» Short problem
Exclude the pictures; give every entry again exactly as written.

Dataset entries on figures:
---------------

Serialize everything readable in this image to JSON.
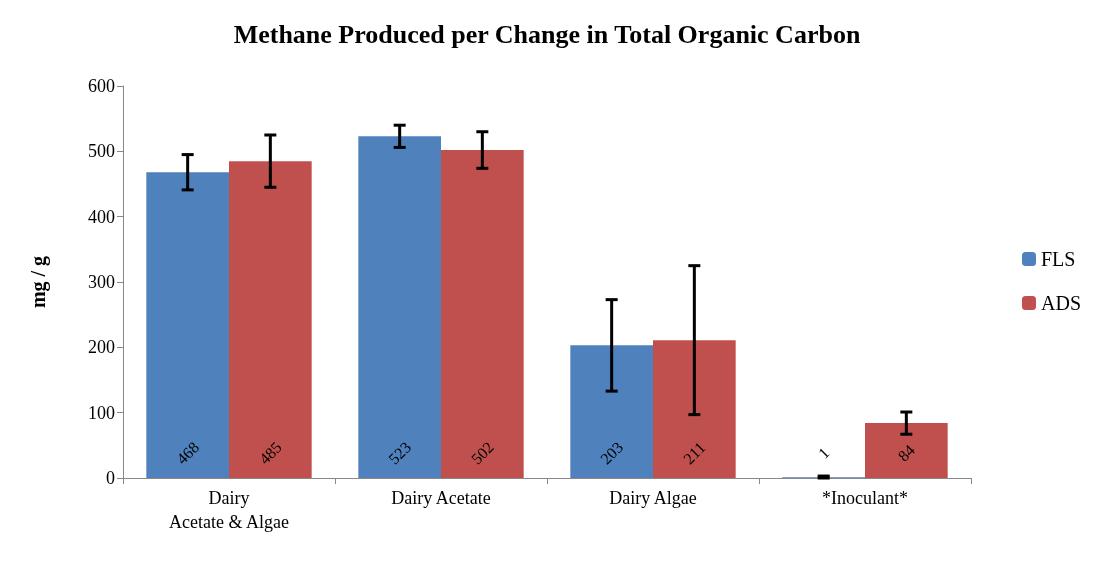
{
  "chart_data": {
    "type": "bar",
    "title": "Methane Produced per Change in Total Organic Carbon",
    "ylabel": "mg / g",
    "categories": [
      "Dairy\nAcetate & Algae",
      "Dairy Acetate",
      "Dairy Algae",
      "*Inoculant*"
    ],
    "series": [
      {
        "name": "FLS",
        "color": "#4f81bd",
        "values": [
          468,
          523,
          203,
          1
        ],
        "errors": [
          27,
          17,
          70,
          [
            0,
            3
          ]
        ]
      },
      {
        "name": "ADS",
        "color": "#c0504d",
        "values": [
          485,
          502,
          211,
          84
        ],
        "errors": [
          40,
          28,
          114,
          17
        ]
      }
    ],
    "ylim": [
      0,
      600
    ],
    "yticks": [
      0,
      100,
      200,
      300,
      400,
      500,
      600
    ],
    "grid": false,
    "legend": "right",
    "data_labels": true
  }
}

---------------

» Output below
Serialize everything readable in this image to JSON.
{
  "chart_data": {
    "type": "bar",
    "title": "Methane Produced per Change in Total Organic Carbon",
    "ylabel": "mg / g",
    "categories": [
      "Dairy\nAcetate & Algae",
      "Dairy Acetate",
      "Dairy Algae",
      "*Inoculant*"
    ],
    "series": [
      {
        "name": "FLS",
        "color": "#4f81bd",
        "values": [
          468,
          523,
          203,
          1
        ],
        "errors": [
          27,
          17,
          70,
          [
            0,
            3
          ]
        ]
      },
      {
        "name": "ADS",
        "color": "#c0504d",
        "values": [
          485,
          502,
          211,
          84
        ],
        "errors": [
          40,
          28,
          114,
          17
        ]
      }
    ],
    "ylim": [
      0,
      600
    ],
    "yticks": [
      0,
      100,
      200,
      300,
      400,
      500,
      600
    ],
    "grid": false,
    "legend": "right",
    "data_labels": true
  }
}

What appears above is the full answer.